◆ Data supplied ◆
- - -

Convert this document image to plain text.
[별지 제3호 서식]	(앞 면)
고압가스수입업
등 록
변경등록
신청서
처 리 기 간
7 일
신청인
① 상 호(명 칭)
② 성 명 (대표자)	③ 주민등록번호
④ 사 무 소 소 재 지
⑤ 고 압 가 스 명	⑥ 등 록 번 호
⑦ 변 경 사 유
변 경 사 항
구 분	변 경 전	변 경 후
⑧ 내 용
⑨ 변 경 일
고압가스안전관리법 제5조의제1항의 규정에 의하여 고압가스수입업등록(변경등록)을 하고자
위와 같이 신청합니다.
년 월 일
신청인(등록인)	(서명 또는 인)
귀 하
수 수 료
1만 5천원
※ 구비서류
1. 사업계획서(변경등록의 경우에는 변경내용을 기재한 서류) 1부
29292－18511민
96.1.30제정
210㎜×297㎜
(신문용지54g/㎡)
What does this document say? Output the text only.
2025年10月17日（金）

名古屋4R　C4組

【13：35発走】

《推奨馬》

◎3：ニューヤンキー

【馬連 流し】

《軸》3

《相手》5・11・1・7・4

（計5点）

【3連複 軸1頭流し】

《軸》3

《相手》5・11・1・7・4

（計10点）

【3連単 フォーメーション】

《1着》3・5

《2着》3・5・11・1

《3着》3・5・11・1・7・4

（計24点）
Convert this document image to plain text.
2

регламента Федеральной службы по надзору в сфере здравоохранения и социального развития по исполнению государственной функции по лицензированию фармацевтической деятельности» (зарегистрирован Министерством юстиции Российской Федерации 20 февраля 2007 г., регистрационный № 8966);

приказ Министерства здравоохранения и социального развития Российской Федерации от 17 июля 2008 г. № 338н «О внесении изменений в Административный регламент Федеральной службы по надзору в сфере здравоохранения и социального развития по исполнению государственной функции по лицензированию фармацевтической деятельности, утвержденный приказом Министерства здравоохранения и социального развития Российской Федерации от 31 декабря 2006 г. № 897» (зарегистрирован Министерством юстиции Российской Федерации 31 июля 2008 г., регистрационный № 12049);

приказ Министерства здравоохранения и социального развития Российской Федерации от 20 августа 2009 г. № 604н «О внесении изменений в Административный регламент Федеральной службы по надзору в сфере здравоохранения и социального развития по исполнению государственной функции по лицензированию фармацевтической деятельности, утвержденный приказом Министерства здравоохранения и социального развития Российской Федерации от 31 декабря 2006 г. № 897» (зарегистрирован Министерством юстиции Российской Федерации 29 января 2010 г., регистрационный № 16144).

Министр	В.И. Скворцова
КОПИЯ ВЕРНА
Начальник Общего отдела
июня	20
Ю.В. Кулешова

- - -

◆ Instructions to follow ◆
Scan the material above. Copy each line that holds the word "деятельности".

◆ Full answer ◆
регламента Федеральной службы по надзору в сфере здравоохранения и социального развития по исполнению государственной функции по лицензированию фармацевтической деятельности» (зарегистрирован Министерством юстиции Российской Федерации 20 февраля 2007 г., регистрационный № 8966);
приказ Министерства здравоохранения и социального развития Российской Федерации от 17 июля 2008 г. № 338н «О внесении изменений в Административный регламент Федеральной службы по надзору в сфере здравоохранения и социального развития по исполнению государственной функции по лицензированию фармацевтической деятельности, утвержденный приказом Министерства здравоохранения и социального развития Российской Федерации от 31 декабря 2006 г. № 897» (зарегистрирован Министерством юстиции Российской Федерации 31 июля 2008 г., регистрационный № 12049);
приказ Министерства здравоохранения и социального развития Российской Федерации от 20 августа 2009 г. № 604н «О внесении изменений в Административный регламент Федеральной службы по надзору в сфере здравоохранения и социального развития по исполнению государственной функции по лицензированию фармацевтической деятельности, утвержденный приказом Министерства здравоохранения и социального развития Российской Федерации от 31 декабря 2006 г. № 897» (зарегистрирован Министерством юстиции Российской Федерации 29 января 2010 г., регистрационный № 16144).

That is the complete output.